[Extracts from a graphics dataset]
****

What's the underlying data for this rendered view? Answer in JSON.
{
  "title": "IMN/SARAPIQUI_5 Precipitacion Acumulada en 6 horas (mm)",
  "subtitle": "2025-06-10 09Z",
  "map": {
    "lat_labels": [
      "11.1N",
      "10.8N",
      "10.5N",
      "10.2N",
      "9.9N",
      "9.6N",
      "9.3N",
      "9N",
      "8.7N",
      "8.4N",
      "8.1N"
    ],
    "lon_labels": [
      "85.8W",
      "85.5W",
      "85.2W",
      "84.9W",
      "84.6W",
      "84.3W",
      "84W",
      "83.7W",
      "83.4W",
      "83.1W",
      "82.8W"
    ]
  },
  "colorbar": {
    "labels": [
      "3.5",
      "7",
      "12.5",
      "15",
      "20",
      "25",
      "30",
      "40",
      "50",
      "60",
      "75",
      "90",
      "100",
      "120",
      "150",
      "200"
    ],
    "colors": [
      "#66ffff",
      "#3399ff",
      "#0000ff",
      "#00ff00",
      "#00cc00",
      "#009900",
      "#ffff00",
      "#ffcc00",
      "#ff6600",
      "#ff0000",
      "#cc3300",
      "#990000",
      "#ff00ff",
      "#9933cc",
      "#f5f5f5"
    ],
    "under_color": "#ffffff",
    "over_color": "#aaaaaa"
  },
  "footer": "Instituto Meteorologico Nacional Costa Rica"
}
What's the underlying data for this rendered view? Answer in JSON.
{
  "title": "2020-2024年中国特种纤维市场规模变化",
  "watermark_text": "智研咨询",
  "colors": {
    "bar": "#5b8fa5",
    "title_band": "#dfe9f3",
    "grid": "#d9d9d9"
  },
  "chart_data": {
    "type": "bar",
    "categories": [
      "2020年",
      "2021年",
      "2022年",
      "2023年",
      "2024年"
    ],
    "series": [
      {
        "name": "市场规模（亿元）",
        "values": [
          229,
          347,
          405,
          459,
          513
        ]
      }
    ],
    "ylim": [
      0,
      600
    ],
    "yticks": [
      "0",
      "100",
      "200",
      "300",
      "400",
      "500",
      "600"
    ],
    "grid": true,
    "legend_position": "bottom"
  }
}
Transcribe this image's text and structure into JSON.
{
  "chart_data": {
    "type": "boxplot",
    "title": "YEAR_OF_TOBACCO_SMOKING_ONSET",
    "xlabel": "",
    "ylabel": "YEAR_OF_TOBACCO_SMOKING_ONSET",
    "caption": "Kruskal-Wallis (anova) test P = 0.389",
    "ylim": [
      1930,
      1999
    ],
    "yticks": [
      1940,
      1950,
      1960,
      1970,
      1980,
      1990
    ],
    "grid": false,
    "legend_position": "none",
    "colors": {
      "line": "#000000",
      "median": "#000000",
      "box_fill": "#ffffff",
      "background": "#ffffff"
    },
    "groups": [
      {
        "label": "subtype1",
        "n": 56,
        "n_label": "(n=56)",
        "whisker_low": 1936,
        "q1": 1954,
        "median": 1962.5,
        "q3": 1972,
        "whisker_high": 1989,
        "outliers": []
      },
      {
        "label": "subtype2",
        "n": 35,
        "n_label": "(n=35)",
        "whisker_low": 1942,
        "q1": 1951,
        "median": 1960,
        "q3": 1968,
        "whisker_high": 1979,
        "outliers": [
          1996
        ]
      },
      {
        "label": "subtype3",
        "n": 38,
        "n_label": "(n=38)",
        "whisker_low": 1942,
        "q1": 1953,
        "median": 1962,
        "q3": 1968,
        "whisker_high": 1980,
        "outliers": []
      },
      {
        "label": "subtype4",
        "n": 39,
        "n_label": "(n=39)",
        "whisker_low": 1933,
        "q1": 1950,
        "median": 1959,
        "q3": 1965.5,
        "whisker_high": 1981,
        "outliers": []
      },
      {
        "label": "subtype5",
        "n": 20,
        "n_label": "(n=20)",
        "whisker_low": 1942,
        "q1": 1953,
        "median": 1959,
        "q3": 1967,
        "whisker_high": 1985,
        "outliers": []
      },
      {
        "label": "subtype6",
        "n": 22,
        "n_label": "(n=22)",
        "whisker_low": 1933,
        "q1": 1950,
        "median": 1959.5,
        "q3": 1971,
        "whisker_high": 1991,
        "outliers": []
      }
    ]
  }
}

****

(What is being asked) Make an exact copy of the data above.

(Task solution)
What's the underlying data for this rendered view? Answer in JSON.
{
  "title": "IMN/SARAPIQUI_5 Precipitacion Acumulada en 6 horas (mm)",
  "subtitle": "2025-06-10 09Z",
  "map": {
    "lat_labels": [
      "11.1N",
      "10.8N",
      "10.5N",
      "10.2N",
      "9.9N",
      "9.6N",
      "9.3N",
      "9N",
      "8.7N",
      "8.4N",
      "8.1N"
    ],
    "lon_labels": [
      "85.8W",
      "85.5W",
      "85.2W",
      "84.9W",
      "84.6W",
      "84.3W",
      "84W",
      "83.7W",
      "83.4W",
      "83.1W",
      "82.8W"
    ]
  },
  "colorbar": {
    "labels": [
      "3.5",
      "7",
      "12.5",
      "15",
      "20",
      "25",
      "30",
      "40",
      "50",
      "60",
      "75",
      "90",
      "100",
      "120",
      "150",
      "200"
    ],
    "colors": [
      "#66ffff",
      "#3399ff",
      "#0000ff",
      "#00ff00",
      "#00cc00",
      "#009900",
      "#ffff00",
      "#ffcc00",
      "#ff6600",
      "#ff0000",
      "#cc3300",
      "#990000",
      "#ff00ff",
      "#9933cc",
      "#f5f5f5"
    ],
    "under_color": "#ffffff",
    "over_color": "#aaaaaa"
  },
  "footer": "Instituto Meteorologico Nacional Costa Rica"
}
What's the underlying data for this rendered view? Answer in JSON.
{
  "title": "2020-2024年中国特种纤维市场规模变化",
  "watermark_text": "智研咨询",
  "colors": {
    "bar": "#5b8fa5",
    "title_band": "#dfe9f3",
    "grid": "#d9d9d9"
  },
  "chart_data": {
    "type": "bar",
    "categories": [
      "2020年",
      "2021年",
      "2022年",
      "2023年",
      "2024年"
    ],
    "series": [
      {
        "name": "市场规模（亿元）",
        "values": [
          229,
          347,
          405,
          459,
          513
        ]
      }
    ],
    "ylim": [
      0,
      600
    ],
    "yticks": [
      "0",
      "100",
      "200",
      "300",
      "400",
      "500",
      "600"
    ],
    "grid": true,
    "legend_position": "bottom"
  }
}
Transcribe this image's text and structure into JSON.
{
  "chart_data": {
    "type": "boxplot",
    "title": "YEAR_OF_TOBACCO_SMOKING_ONSET",
    "xlabel": "",
    "ylabel": "YEAR_OF_TOBACCO_SMOKING_ONSET",
    "caption": "Kruskal-Wallis (anova) test P = 0.389",
    "ylim": [
      1930,
      1999
    ],
    "yticks": [
      1940,
      1950,
      1960,
      1970,
      1980,
      1990
    ],
    "grid": false,
    "legend_position": "none",
    "colors": {
      "line": "#000000",
      "median": "#000000",
      "box_fill": "#ffffff",
      "background": "#ffffff"
    },
    "groups": [
      {
        "label": "subtype1",
        "n": 56,
        "n_label": "(n=56)",
        "whisker_low": 1936,
        "q1": 1954,
        "median": 1962.5,
        "q3": 1972,
        "whisker_high": 1989,
        "outliers": []
      },
      {
        "label": "subtype2",
        "n": 35,
        "n_label": "(n=35)",
        "whisker_low": 1942,
        "q1": 1951,
        "median": 1960,
        "q3": 1968,
        "whisker_high": 1979,
        "outliers": [
          1996
        ]
      },
      {
        "label": "subtype3",
        "n": 38,
        "n_label": "(n=38)",
        "whisker_low": 1942,
        "q1": 1953,
        "median": 1962,
        "q3": 1968,
        "whisker_high": 1980,
        "outliers": []
      },
      {
        "label": "subtype4",
        "n": 39,
        "n_label": "(n=39)",
        "whisker_low": 1933,
        "q1": 1950,
        "median": 1959,
        "q3": 1965.5,
        "whisker_high": 1981,
        "outliers": []
      },
      {
        "label": "subtype5",
        "n": 20,
        "n_label": "(n=20)",
        "whisker_low": 1942,
        "q1": 1953,
        "median": 1959,
        "q3": 1967,
        "whisker_high": 1985,
        "outliers": []
      },
      {
        "label": "subtype6",
        "n": 22,
        "n_label": "(n=22)",
        "whisker_low": 1933,
        "q1": 1950,
        "median": 1959.5,
        "q3": 1971,
        "whisker_high": 1991,
        "outliers": []
      }
    ]
  }
}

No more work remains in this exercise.